[START STORED ROWS]

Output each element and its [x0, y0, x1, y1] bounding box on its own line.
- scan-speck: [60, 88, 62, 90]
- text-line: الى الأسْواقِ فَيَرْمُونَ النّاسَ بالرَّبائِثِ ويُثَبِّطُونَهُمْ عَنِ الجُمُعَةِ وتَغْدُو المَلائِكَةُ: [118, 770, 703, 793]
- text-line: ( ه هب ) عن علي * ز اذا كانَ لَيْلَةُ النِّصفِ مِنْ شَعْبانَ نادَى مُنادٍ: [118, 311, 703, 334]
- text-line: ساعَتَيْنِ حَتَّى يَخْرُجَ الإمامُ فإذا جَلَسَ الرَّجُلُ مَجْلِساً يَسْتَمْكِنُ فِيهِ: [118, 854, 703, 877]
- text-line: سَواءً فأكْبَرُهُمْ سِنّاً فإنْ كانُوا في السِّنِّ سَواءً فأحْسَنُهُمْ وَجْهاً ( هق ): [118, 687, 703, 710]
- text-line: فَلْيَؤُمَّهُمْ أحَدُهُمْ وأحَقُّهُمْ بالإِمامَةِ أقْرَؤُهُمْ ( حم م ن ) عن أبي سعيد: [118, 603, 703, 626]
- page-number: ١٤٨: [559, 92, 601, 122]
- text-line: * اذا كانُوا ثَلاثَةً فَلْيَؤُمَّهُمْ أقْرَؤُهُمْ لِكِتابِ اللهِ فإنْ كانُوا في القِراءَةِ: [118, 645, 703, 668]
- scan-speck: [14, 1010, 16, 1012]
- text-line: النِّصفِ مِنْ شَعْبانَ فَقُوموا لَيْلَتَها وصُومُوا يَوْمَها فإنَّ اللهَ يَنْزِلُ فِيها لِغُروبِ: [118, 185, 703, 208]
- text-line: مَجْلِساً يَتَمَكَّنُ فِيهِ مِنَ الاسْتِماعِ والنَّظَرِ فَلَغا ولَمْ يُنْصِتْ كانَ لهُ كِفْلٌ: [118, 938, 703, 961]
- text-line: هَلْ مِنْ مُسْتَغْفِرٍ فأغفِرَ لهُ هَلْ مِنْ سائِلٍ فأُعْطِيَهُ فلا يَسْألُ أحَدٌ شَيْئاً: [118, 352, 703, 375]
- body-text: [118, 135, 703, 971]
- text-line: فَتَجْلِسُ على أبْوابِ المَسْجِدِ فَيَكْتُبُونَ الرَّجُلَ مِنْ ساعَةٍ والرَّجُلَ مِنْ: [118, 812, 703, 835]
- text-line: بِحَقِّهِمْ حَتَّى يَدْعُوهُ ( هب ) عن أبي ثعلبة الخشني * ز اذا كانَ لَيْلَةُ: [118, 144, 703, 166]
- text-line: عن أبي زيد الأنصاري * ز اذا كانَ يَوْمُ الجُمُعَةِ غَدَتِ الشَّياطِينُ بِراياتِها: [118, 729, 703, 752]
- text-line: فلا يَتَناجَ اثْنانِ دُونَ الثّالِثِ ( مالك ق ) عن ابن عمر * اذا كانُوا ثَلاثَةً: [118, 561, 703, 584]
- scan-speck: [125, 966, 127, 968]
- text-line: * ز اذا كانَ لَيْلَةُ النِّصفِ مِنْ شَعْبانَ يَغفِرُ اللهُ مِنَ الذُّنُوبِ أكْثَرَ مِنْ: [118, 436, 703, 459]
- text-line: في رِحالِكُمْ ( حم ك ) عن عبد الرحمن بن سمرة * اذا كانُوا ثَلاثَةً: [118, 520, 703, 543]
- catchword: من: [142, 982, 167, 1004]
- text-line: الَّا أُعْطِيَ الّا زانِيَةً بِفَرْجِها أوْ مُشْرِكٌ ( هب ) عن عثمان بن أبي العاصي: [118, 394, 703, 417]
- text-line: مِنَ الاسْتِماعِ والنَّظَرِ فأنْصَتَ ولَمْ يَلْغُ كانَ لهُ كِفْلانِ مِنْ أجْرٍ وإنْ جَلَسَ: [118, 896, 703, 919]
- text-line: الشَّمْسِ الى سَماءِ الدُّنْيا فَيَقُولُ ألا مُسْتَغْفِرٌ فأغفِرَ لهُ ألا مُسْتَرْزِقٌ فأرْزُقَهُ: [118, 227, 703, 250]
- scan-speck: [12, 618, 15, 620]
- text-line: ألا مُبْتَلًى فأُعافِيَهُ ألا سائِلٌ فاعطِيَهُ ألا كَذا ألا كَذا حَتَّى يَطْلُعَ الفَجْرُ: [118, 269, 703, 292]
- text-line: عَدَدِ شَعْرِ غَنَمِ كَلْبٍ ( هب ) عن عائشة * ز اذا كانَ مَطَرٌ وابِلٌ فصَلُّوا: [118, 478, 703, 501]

[END STORED ROWS]

Revise the stretch from the start of the rows through the line containing "- text-line: الى", changing "element" to "item" and leaving everything else as it stands. Give only those lines.

Output each item and its [x0, y0, x1, y1] bounding box on its own line.
- scan-speck: [60, 88, 62, 90]
- text-line: الى الأسْواقِ فَيَرْمُونَ النّاسَ بالرَّبائِثِ ويُثَبِّطُونَهُمْ عَنِ الجُمُعَةِ وتَغْدُو المَلائِكَةُ: [118, 770, 703, 793]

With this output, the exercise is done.